Provided records =>
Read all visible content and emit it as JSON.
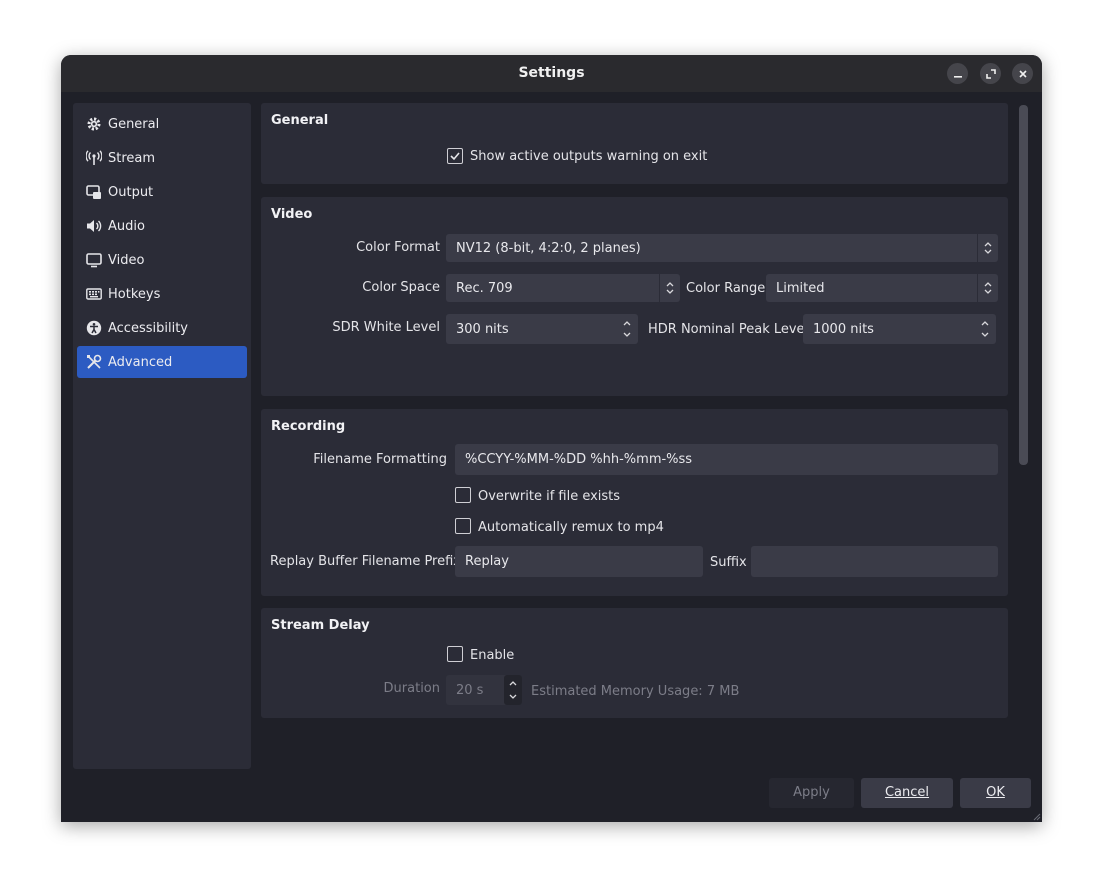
{
  "window": {
    "title": "Settings",
    "controls": {
      "minimize": "–",
      "restore": "⤢",
      "close": "✕"
    }
  },
  "sidebar": {
    "items": [
      {
        "label": "General",
        "icon": "gear-icon"
      },
      {
        "label": "Stream",
        "icon": "antenna-icon"
      },
      {
        "label": "Output",
        "icon": "output-icon"
      },
      {
        "label": "Audio",
        "icon": "speaker-icon"
      },
      {
        "label": "Video",
        "icon": "monitor-icon"
      },
      {
        "label": "Hotkeys",
        "icon": "keyboard-icon"
      },
      {
        "label": "Accessibility",
        "icon": "accessibility-icon"
      },
      {
        "label": "Advanced",
        "icon": "tools-icon",
        "selected": true
      }
    ]
  },
  "general": {
    "title": "General",
    "show_warning_label": "Show active outputs warning on exit",
    "show_warning_checked": true
  },
  "video": {
    "title": "Video",
    "color_format_label": "Color Format",
    "color_format_value": "NV12 (8-bit, 4:2:0, 2 planes)",
    "color_space_label": "Color Space",
    "color_space_value": "Rec. 709",
    "color_range_label": "Color Range",
    "color_range_value": "Limited",
    "sdr_white_label": "SDR White Level",
    "sdr_white_value": "300 nits",
    "hdr_peak_label": "HDR Nominal Peak Level",
    "hdr_peak_value": "1000 nits"
  },
  "recording": {
    "title": "Recording",
    "filename_label": "Filename Formatting",
    "filename_value": "%CCYY-%MM-%DD %hh-%mm-%ss",
    "overwrite_label": "Overwrite if file exists",
    "overwrite_checked": false,
    "remux_label": "Automatically remux to mp4",
    "remux_checked": false,
    "replay_prefix_label": "Replay Buffer Filename Prefix",
    "replay_prefix_value": "Replay",
    "suffix_label": "Suffix",
    "suffix_value": ""
  },
  "stream_delay": {
    "title": "Stream Delay",
    "enable_label": "Enable",
    "enable_checked": false,
    "duration_label": "Duration",
    "duration_value": "20 s",
    "memory_label": "Estimated Memory Usage: 7 MB"
  },
  "buttons": {
    "apply": "Apply",
    "cancel": "Cancel",
    "ok": "OK"
  },
  "colors": {
    "window_bg": "#1f2028",
    "panel_bg": "#2b2c37",
    "field_bg": "#3a3b47",
    "accent": "#2c5bc2"
  }
}
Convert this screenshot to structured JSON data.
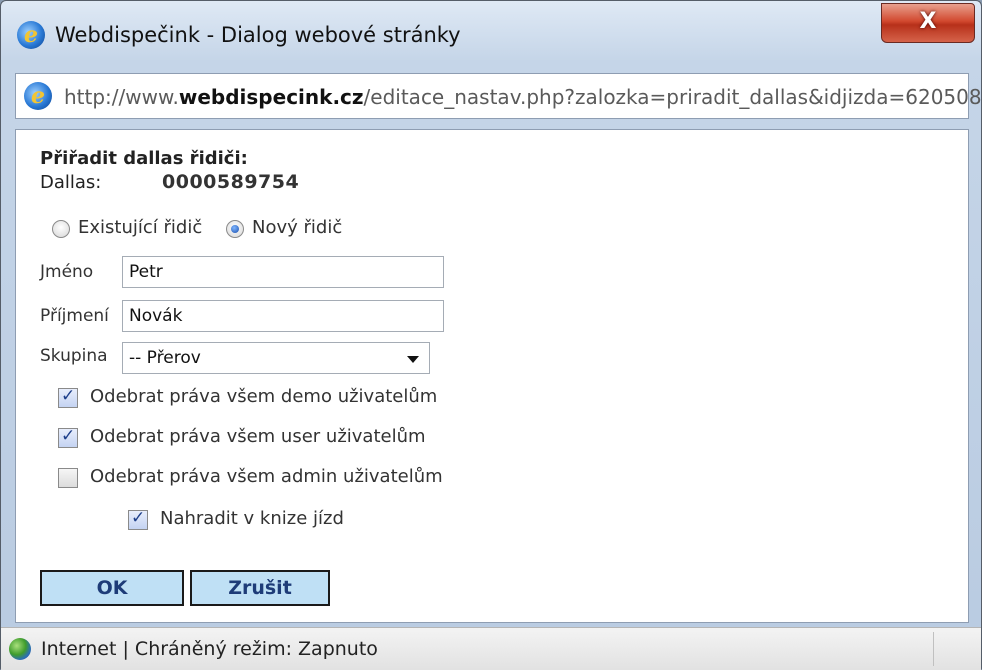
{
  "window": {
    "title": "Webdispečink - Dialog webové stránky",
    "close_glyph": "X"
  },
  "address": {
    "prefix": "http://www.",
    "domain": "webdispecink.cz",
    "path": "/editace_nastav.php?zalozka=priradit_dallas&idjizda=620508"
  },
  "form": {
    "heading": "Přiřadit dallas řidiči:",
    "dallas_label": "Dallas:",
    "dallas_value": "0000589754",
    "radio_existing": "Existující řidič",
    "radio_new": "Nový řidič",
    "selected_radio": "new",
    "jmeno_label": "Jméno",
    "jmeno_value": "Petr",
    "prijmeni_label": "Příjmení",
    "prijmeni_value": "Novák",
    "skupina_label": "Skupina",
    "skupina_value": "-- Přerov",
    "cb_demo": "Odebrat práva všem demo uživatelům",
    "cb_user": "Odebrat práva všem user uživatelům",
    "cb_admin": "Odebrat práva všem admin uživatelům",
    "cb_kniha": "Nahradit v knize jízd",
    "cb_demo_checked": true,
    "cb_user_checked": true,
    "cb_admin_checked": false,
    "cb_kniha_checked": true,
    "ok_label": "OK",
    "cancel_label": "Zrušit"
  },
  "status": {
    "text": "Internet | Chráněný režim: Zapnuto"
  },
  "icons": {
    "title": "ie-icon",
    "address": "ie-page-icon",
    "status": "globe-icon"
  },
  "colors": {
    "button_bg": "#bfe0f5",
    "close_red": "#d2492f"
  }
}
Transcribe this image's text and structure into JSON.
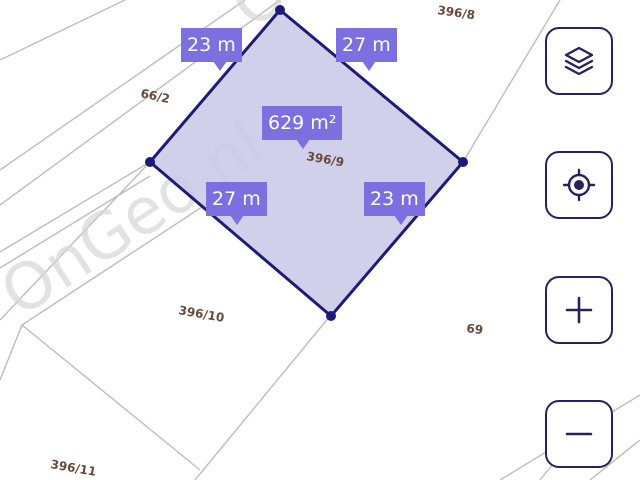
{
  "map": {
    "watermark": "OnGeo.nl",
    "parcels": [
      "396/8",
      "66/2",
      "396/9",
      "396/10",
      "69",
      "396/11"
    ],
    "selection": {
      "area": "629 m²",
      "edges": [
        "23 m",
        "27 m",
        "27 m",
        "23 m"
      ],
      "outline_color": "#1e1a7a",
      "fill_color": "#c8c8e6",
      "label_color": "#7c6fe0"
    }
  },
  "controls": [
    {
      "name": "layers",
      "icon": "layers-icon"
    },
    {
      "name": "my-location",
      "icon": "locate-icon"
    },
    {
      "name": "zoom-in",
      "icon": "plus-icon"
    },
    {
      "name": "zoom-out",
      "icon": "minus-icon"
    }
  ]
}
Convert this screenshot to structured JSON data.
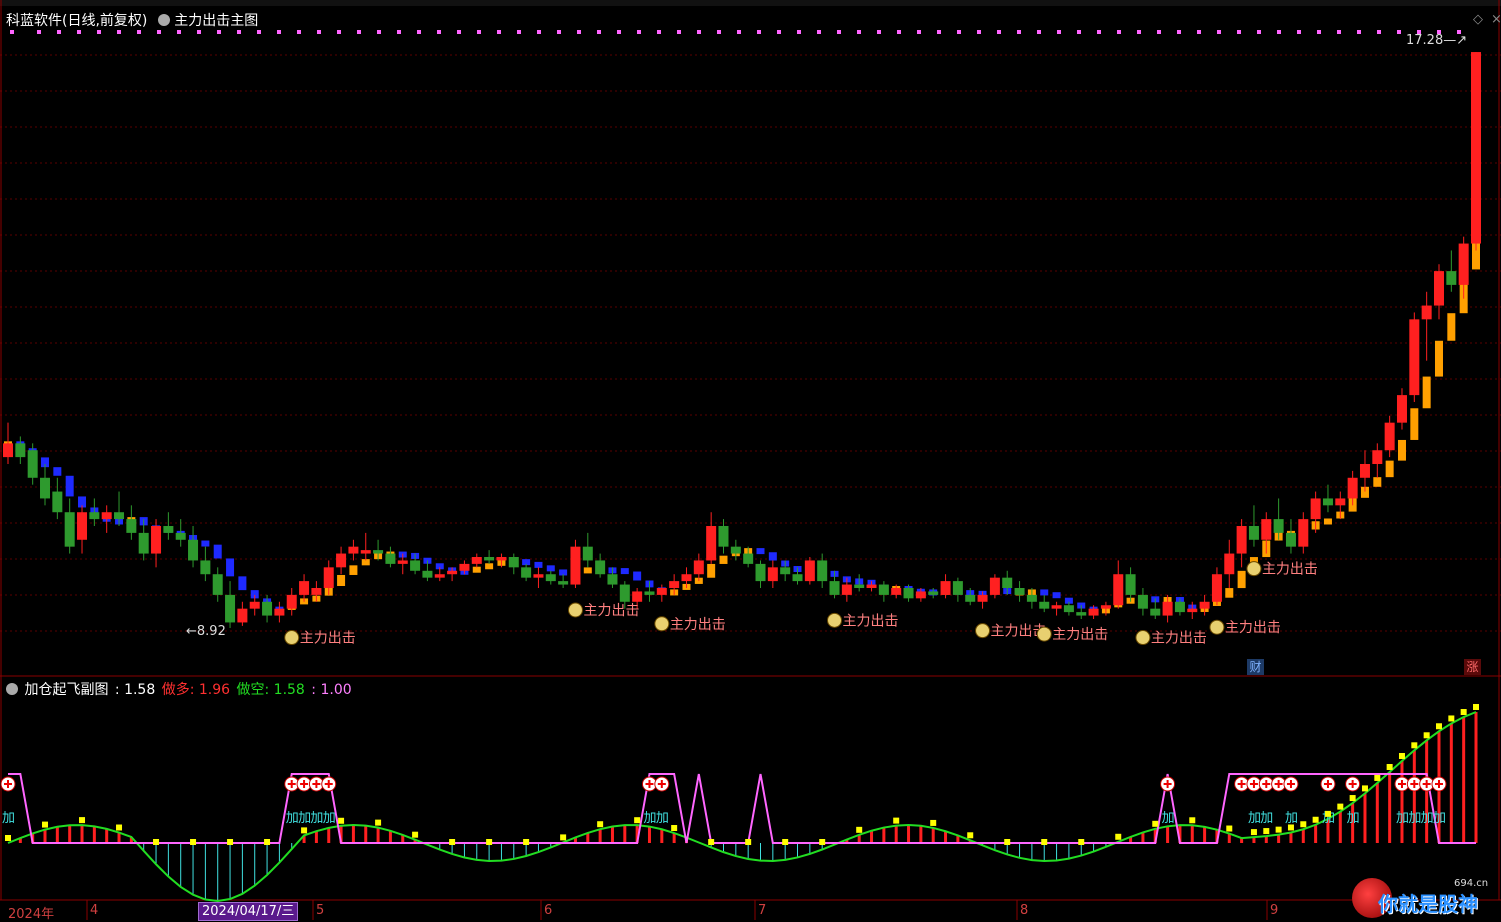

Your goal => Exact duplication of all the records is required; pictures are omitted from the copy.

Completed task =>
Read all visible content and emit it as JSON.
{
  "window": {
    "title": "Settings",
    "controls": {
      "minimize": "–",
      "restore": "⤢",
      "close": "✕"
    }
  },
  "sidebar": {
    "items": [
      {
        "label": "General",
        "icon": "gear-icon"
      },
      {
        "label": "Stream",
        "icon": "antenna-icon"
      },
      {
        "label": "Output",
        "icon": "output-icon"
      },
      {
        "label": "Audio",
        "icon": "speaker-icon"
      },
      {
        "label": "Video",
        "icon": "monitor-icon"
      },
      {
        "label": "Hotkeys",
        "icon": "keyboard-icon"
      },
      {
        "label": "Accessibility",
        "icon": "accessibility-icon"
      },
      {
        "label": "Advanced",
        "icon": "tools-icon",
        "selected": true
      }
    ]
  },
  "general": {
    "title": "General",
    "show_warning_label": "Show active outputs warning on exit",
    "show_warning_checked": true
  },
  "video": {
    "title": "Video",
    "color_format_label": "Color Format",
    "color_format_value": "NV12 (8-bit, 4:2:0, 2 planes)",
    "color_space_label": "Color Space",
    "color_space_value": "Rec. 709",
    "color_range_label": "Color Range",
    "color_range_value": "Limited",
    "sdr_white_label": "SDR White Level",
    "sdr_white_value": "300 nits",
    "hdr_peak_label": "HDR Nominal Peak Level",
    "hdr_peak_value": "1000 nits"
  },
  "recording": {
    "title": "Recording",
    "filename_label": "Filename Formatting",
    "filename_value": "%CCYY-%MM-%DD %hh-%mm-%ss",
    "overwrite_label": "Overwrite if file exists",
    "overwrite_checked": false,
    "remux_label": "Automatically remux to mp4",
    "remux_checked": false,
    "replay_prefix_label": "Replay Buffer Filename Prefix",
    "replay_prefix_value": "Replay",
    "suffix_label": "Suffix",
    "suffix_value": ""
  },
  "stream_delay": {
    "title": "Stream Delay",
    "enable_label": "Enable",
    "enable_checked": false,
    "duration_label": "Duration",
    "duration_value": "20 s",
    "memory_label": "Estimated Memory Usage: 7 MB"
  },
  "buttons": {
    "apply": "Apply",
    "cancel": "Cancel",
    "ok": "OK"
  },
  "colors": {
    "window_bg": "#1f2028",
    "panel_bg": "#2b2c37",
    "field_bg": "#3a3b47",
    "accent": "#2c5bc2"
  }
}
Convert this screenshot to structured JSON data.
{
  "window": {
    "title": "Webdispečink - Dialog webové stránky",
    "close_glyph": "X"
  },
  "address": {
    "prefix": "http://www.",
    "domain": "webdispecink.cz",
    "path": "/editace_nastav.php?zalozka=priradit_dallas&idjizda=620508"
  },
  "form": {
    "heading": "Přiřadit dallas řidiči:",
    "dallas_label": "Dallas:",
    "dallas_value": "0000589754",
    "radio_existing": "Existující řidič",
    "radio_new": "Nový řidič",
    "selected_radio": "new",
    "jmeno_label": "Jméno",
    "jmeno_value": "Petr",
    "prijmeni_label": "Příjmení",
    "prijmeni_value": "Novák",
    "skupina_label": "Skupina",
    "skupina_value": "-- Přerov",
    "cb_demo": "Odebrat práva všem demo uživatelům",
    "cb_user": "Odebrat práva všem user uživatelům",
    "cb_admin": "Odebrat práva všem admin uživatelům",
    "cb_kniha": "Nahradit v knize jízd",
    "cb_demo_checked": true,
    "cb_user_checked": true,
    "cb_admin_checked": false,
    "cb_kniha_checked": true,
    "ok_label": "OK",
    "cancel_label": "Zrušit"
  },
  "status": {
    "text": "Internet | Chráněný režim: Zapnuto"
  },
  "icons": {
    "title": "ie-icon",
    "address": "ie-page-icon",
    "status": "globe-icon"
  },
  "colors": {
    "button_bg": "#bfe0f5",
    "close_red": "#d2492f"
  }
}
Transcribe this image's text and structure into JSON.
{
  "map": {
    "watermark": "OnGeo.nl",
    "parcels": [
      "396/8",
      "66/2",
      "396/9",
      "396/10",
      "69",
      "396/11"
    ],
    "selection": {
      "area": "629 m²",
      "edges": [
        "23 m",
        "27 m",
        "27 m",
        "23 m"
      ],
      "outline_color": "#1e1a7a",
      "fill_color": "#c8c8e6",
      "label_color": "#7c6fe0"
    }
  },
  "controls": [
    {
      "name": "layers",
      "icon": "layers-icon"
    },
    {
      "name": "my-location",
      "icon": "locate-icon"
    },
    {
      "name": "zoom-in",
      "icon": "plus-icon"
    },
    {
      "name": "zoom-out",
      "icon": "minus-icon"
    }
  ]
}
Convert this screenshot to structured JSON data.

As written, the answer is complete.